--- START Dataset excerpts ---
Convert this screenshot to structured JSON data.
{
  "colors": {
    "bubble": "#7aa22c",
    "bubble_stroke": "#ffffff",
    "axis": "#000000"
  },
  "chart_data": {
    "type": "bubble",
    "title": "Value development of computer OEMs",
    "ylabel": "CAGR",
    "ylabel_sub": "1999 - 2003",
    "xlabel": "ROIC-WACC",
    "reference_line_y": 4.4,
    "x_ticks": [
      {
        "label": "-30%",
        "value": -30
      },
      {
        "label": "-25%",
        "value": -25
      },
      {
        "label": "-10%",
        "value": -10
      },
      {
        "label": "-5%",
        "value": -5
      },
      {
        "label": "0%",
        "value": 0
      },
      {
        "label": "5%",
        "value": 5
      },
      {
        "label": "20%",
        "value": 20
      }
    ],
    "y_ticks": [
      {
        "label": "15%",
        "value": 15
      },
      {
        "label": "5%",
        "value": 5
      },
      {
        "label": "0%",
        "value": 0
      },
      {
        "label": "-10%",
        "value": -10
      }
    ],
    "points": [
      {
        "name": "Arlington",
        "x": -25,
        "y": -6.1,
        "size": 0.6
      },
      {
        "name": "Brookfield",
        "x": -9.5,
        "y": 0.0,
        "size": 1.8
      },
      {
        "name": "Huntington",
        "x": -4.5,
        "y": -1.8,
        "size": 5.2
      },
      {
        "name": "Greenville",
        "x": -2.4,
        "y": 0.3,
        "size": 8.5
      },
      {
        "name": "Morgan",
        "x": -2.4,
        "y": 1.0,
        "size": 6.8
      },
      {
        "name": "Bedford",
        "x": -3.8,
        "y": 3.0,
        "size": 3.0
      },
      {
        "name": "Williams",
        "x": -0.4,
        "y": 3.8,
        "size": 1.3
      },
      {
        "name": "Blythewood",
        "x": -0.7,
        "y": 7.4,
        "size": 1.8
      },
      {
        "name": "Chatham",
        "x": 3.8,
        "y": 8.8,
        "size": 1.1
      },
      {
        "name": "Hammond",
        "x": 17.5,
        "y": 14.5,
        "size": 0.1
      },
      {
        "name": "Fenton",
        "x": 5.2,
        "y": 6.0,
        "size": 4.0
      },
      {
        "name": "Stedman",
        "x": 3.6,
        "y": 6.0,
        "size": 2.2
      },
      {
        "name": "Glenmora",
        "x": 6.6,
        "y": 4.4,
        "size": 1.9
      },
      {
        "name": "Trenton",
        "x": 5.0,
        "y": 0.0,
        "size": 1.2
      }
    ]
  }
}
--- END Dataset excerpts ---
▶ The problem: From the records above, extract every line exactly as it stands.

▶ Complete response:
Convert this screenshot to structured JSON data.
{
  "colors": {
    "bubble": "#7aa22c",
    "bubble_stroke": "#ffffff",
    "axis": "#000000"
  },
  "chart_data": {
    "type": "bubble",
    "title": "Value development of computer OEMs",
    "ylabel": "CAGR",
    "ylabel_sub": "1999 - 2003",
    "xlabel": "ROIC-WACC",
    "reference_line_y": 4.4,
    "x_ticks": [
      {
        "label": "-30%",
        "value": -30
      },
      {
        "label": "-25%",
        "value": -25
      },
      {
        "label": "-10%",
        "value": -10
      },
      {
        "label": "-5%",
        "value": -5
      },
      {
        "label": "0%",
        "value": 0
      },
      {
        "label": "5%",
        "value": 5
      },
      {
        "label": "20%",
        "value": 20
      }
    ],
    "y_ticks": [
      {
        "label": "15%",
        "value": 15
      },
      {
        "label": "5%",
        "value": 5
      },
      {
        "label": "0%",
        "value": 0
      },
      {
        "label": "-10%",
        "value": -10
      }
    ],
    "points": [
      {
        "name": "Arlington",
        "x": -25,
        "y": -6.1,
        "size": 0.6
      },
      {
        "name": "Brookfield",
        "x": -9.5,
        "y": 0.0,
        "size": 1.8
      },
      {
        "name": "Huntington",
        "x": -4.5,
        "y": -1.8,
        "size": 5.2
      },
      {
        "name": "Greenville",
        "x": -2.4,
        "y": 0.3,
        "size": 8.5
      },
      {
        "name": "Morgan",
        "x": -2.4,
        "y": 1.0,
        "size": 6.8
      },
      {
        "name": "Bedford",
        "x": -3.8,
        "y": 3.0,
        "size": 3.0
      },
      {
        "name": "Williams",
        "x": -0.4,
        "y": 3.8,
        "size": 1.3
      },
      {
        "name": "Blythewood",
        "x": -0.7,
        "y": 7.4,
        "size": 1.8
      },
      {
        "name": "Chatham",
        "x": 3.8,
        "y": 8.8,
        "size": 1.1
      },
      {
        "name": "Hammond",
        "x": 17.5,
        "y": 14.5,
        "size": 0.1
      },
      {
        "name": "Fenton",
        "x": 5.2,
        "y": 6.0,
        "size": 4.0
      },
      {
        "name": "Stedman",
        "x": 3.6,
        "y": 6.0,
        "size": 2.2
      },
      {
        "name": "Glenmora",
        "x": 6.6,
        "y": 4.4,
        "size": 1.9
      },
      {
        "name": "Trenton",
        "x": 5.0,
        "y": 0.0,
        "size": 1.2
      }
    ]
  }
}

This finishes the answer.